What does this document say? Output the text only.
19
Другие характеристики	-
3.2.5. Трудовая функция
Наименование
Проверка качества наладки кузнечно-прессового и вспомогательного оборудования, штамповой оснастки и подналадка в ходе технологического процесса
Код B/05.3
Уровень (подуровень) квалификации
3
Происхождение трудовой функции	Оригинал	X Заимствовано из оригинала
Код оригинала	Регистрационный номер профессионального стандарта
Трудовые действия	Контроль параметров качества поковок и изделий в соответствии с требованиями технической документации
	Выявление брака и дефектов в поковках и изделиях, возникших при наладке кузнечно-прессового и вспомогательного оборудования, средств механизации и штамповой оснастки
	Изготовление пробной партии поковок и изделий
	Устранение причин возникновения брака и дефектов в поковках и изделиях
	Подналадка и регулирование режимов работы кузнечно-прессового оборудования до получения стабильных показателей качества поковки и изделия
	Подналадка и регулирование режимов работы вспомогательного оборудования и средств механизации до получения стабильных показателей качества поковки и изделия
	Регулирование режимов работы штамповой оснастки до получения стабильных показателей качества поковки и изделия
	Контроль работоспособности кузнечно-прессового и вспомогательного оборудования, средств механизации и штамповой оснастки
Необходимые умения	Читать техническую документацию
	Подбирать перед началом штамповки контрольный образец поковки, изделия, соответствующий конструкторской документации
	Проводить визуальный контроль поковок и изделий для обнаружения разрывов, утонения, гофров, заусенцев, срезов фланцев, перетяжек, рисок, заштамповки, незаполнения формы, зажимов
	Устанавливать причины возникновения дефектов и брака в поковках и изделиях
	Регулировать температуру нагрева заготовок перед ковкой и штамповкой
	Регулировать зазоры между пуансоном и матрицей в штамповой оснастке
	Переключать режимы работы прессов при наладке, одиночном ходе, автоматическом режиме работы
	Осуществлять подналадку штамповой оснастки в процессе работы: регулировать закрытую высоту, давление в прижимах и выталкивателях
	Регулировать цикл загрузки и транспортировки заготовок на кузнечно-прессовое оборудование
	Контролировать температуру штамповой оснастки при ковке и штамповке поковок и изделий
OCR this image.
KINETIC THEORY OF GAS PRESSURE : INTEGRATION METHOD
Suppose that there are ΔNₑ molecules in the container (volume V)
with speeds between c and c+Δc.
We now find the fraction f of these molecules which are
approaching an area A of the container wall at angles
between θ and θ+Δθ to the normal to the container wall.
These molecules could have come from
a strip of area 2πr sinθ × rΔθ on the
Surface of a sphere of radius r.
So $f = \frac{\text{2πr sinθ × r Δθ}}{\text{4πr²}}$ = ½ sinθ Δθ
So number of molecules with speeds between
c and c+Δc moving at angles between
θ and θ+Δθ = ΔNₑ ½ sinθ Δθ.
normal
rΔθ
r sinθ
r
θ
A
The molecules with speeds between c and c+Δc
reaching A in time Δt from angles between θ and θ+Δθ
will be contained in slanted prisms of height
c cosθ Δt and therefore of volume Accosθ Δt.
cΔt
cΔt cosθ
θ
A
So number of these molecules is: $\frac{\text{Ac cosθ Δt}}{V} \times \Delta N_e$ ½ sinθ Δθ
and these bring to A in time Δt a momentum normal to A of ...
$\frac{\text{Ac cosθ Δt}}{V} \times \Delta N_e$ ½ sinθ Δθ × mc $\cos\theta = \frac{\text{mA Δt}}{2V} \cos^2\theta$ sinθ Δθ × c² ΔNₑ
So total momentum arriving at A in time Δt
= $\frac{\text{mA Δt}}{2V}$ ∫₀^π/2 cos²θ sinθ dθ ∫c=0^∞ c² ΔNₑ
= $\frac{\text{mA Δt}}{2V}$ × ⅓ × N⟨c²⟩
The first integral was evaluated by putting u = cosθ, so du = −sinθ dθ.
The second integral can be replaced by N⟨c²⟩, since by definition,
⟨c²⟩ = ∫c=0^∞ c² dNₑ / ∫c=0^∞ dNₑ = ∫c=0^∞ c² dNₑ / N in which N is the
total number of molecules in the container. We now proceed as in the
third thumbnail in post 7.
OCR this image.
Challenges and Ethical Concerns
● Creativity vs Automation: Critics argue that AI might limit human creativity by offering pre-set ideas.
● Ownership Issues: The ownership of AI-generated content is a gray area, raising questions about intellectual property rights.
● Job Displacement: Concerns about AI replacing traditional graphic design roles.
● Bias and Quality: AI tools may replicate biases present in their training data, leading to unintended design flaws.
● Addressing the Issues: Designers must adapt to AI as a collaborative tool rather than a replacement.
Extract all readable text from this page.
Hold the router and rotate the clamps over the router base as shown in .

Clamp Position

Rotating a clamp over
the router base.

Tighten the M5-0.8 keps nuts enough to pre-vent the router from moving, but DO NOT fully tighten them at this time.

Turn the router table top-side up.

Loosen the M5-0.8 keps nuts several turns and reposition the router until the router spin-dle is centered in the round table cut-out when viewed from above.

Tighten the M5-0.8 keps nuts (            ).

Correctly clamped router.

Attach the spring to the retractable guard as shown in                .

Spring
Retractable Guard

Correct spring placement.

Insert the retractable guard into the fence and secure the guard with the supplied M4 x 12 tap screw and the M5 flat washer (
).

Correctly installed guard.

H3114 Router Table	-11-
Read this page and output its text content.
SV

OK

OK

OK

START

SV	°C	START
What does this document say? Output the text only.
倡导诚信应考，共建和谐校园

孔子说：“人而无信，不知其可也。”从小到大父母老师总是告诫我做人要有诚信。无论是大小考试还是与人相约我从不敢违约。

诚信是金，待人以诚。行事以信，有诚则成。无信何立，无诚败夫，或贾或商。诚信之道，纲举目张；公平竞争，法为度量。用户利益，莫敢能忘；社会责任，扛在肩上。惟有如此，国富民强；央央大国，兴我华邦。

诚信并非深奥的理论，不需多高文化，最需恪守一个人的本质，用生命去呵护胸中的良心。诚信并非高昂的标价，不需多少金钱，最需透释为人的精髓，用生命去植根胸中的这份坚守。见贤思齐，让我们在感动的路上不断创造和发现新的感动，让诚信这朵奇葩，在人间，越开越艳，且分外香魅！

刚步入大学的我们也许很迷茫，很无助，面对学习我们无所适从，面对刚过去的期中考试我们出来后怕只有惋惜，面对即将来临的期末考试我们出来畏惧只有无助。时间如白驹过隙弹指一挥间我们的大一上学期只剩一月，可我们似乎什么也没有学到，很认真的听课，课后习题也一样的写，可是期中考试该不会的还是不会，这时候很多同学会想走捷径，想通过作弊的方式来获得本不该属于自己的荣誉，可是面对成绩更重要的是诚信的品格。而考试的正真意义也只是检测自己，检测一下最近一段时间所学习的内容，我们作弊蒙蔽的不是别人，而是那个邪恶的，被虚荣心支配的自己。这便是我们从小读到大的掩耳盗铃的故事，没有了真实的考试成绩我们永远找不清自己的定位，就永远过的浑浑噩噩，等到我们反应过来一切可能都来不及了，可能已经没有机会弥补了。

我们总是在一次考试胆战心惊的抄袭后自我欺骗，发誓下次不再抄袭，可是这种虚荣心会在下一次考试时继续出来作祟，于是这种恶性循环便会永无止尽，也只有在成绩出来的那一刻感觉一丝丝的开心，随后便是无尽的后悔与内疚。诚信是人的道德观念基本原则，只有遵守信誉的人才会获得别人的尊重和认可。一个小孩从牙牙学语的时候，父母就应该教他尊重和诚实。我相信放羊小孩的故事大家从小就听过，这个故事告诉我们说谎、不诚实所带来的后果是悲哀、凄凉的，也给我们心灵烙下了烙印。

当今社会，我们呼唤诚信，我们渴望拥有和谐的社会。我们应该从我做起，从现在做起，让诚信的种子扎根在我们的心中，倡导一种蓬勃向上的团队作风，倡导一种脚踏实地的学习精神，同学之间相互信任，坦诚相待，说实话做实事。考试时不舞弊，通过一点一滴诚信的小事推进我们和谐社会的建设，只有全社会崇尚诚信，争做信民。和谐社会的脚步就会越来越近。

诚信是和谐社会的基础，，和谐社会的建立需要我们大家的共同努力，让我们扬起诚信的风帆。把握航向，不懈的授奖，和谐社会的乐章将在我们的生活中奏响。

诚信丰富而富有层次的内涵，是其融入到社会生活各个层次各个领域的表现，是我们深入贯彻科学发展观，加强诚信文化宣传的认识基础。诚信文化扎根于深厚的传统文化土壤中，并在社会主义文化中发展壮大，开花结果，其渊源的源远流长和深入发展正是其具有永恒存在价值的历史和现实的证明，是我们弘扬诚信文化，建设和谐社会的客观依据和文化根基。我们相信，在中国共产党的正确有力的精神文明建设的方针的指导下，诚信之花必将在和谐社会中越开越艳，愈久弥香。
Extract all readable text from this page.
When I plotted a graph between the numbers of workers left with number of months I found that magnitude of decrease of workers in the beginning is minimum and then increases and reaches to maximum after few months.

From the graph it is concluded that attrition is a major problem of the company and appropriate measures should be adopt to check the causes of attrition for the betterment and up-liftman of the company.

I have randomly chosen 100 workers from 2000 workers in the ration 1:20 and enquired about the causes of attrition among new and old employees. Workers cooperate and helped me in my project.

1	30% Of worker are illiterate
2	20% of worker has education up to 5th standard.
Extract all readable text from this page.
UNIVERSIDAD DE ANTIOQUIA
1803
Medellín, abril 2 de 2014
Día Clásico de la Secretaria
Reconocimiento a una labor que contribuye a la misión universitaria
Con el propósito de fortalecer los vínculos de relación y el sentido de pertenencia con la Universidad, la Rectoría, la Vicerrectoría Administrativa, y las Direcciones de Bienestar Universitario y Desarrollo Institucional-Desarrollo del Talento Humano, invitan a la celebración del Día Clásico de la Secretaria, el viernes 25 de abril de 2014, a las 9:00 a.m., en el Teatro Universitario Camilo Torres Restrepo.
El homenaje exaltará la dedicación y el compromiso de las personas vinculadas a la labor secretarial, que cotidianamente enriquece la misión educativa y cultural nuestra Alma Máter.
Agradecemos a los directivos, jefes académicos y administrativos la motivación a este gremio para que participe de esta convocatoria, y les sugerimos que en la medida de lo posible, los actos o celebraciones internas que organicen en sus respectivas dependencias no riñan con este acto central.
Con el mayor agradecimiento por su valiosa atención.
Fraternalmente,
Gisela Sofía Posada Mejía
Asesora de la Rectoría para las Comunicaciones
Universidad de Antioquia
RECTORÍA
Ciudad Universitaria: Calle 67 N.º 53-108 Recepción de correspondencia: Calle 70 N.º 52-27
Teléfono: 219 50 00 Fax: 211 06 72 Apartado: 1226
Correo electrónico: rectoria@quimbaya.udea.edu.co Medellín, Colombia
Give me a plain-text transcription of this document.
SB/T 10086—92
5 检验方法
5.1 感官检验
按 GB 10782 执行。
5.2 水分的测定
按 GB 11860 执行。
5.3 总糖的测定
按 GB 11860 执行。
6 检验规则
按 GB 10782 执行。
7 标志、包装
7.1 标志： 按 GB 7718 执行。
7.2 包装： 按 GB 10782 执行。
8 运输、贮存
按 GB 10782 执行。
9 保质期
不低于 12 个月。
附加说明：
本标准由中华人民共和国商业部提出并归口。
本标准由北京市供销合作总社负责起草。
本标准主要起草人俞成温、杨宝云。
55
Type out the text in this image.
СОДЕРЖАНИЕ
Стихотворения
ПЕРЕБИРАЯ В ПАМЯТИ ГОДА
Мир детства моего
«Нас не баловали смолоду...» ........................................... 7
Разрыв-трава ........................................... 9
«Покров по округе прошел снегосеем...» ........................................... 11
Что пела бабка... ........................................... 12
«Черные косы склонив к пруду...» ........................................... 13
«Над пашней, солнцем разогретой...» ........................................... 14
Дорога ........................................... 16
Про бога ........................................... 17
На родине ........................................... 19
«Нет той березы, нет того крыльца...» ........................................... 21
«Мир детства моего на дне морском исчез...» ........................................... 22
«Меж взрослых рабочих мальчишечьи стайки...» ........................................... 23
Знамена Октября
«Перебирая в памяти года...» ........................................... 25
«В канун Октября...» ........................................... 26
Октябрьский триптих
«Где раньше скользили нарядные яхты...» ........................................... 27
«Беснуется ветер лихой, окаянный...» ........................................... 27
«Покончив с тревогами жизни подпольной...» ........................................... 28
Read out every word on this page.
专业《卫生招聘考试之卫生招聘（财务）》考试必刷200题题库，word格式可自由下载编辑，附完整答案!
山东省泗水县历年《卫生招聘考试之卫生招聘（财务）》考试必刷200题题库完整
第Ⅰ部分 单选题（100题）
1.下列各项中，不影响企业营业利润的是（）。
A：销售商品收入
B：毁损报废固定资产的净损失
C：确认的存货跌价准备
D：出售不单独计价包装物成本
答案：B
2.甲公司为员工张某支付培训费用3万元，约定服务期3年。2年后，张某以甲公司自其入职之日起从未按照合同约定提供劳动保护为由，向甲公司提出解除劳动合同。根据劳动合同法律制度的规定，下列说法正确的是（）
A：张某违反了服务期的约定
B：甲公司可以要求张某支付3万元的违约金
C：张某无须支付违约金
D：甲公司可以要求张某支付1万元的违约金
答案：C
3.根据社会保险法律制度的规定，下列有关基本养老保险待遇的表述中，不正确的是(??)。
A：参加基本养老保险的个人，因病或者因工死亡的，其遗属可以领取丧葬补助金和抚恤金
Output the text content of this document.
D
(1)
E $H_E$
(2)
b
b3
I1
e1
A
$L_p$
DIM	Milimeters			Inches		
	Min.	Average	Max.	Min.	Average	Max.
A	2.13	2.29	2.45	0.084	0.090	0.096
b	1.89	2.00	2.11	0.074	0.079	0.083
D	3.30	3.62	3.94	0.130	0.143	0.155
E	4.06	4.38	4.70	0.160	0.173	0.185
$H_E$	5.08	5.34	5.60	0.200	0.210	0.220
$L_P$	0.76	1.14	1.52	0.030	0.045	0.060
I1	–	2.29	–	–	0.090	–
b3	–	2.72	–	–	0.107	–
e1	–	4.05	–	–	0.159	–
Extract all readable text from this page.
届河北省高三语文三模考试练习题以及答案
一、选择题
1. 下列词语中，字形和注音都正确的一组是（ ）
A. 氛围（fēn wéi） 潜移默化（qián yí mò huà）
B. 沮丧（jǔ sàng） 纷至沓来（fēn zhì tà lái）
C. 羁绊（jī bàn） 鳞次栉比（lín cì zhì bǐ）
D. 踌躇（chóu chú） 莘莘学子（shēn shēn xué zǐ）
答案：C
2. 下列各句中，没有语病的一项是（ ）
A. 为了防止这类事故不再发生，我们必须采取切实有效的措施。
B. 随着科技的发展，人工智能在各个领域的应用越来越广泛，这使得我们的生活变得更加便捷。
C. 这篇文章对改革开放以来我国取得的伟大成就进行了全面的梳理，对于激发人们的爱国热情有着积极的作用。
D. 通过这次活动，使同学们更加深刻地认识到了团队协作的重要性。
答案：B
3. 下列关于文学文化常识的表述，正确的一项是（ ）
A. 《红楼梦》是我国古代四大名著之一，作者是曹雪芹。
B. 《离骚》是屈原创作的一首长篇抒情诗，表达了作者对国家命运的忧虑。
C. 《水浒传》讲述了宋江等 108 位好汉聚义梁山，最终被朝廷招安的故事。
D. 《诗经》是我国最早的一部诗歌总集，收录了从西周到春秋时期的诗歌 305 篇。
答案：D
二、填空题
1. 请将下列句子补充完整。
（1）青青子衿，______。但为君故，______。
______________________________
* PROMPT:
Pull out each line holding the string "cosθ".

* THE RESULT:
c cosθ Δt and therefore of volume Accosθ Δt.
cΔt cosθ
So number of these molecules is: $\frac{\text{Ac cosθ Δt}}{V} \times \Delta N_e$ ½ sinθ Δθ
$\frac{\text{Ac cosθ Δt}}{V} \times \Delta N_e$ ½ sinθ Δθ × mc $\cos\theta = \frac{\text{mA Δt}}{2V} \cos^2\theta$ sinθ Δθ × c² ΔNₑ
The first integral was evaluated by putting u = cosθ, so du = −sinθ dθ.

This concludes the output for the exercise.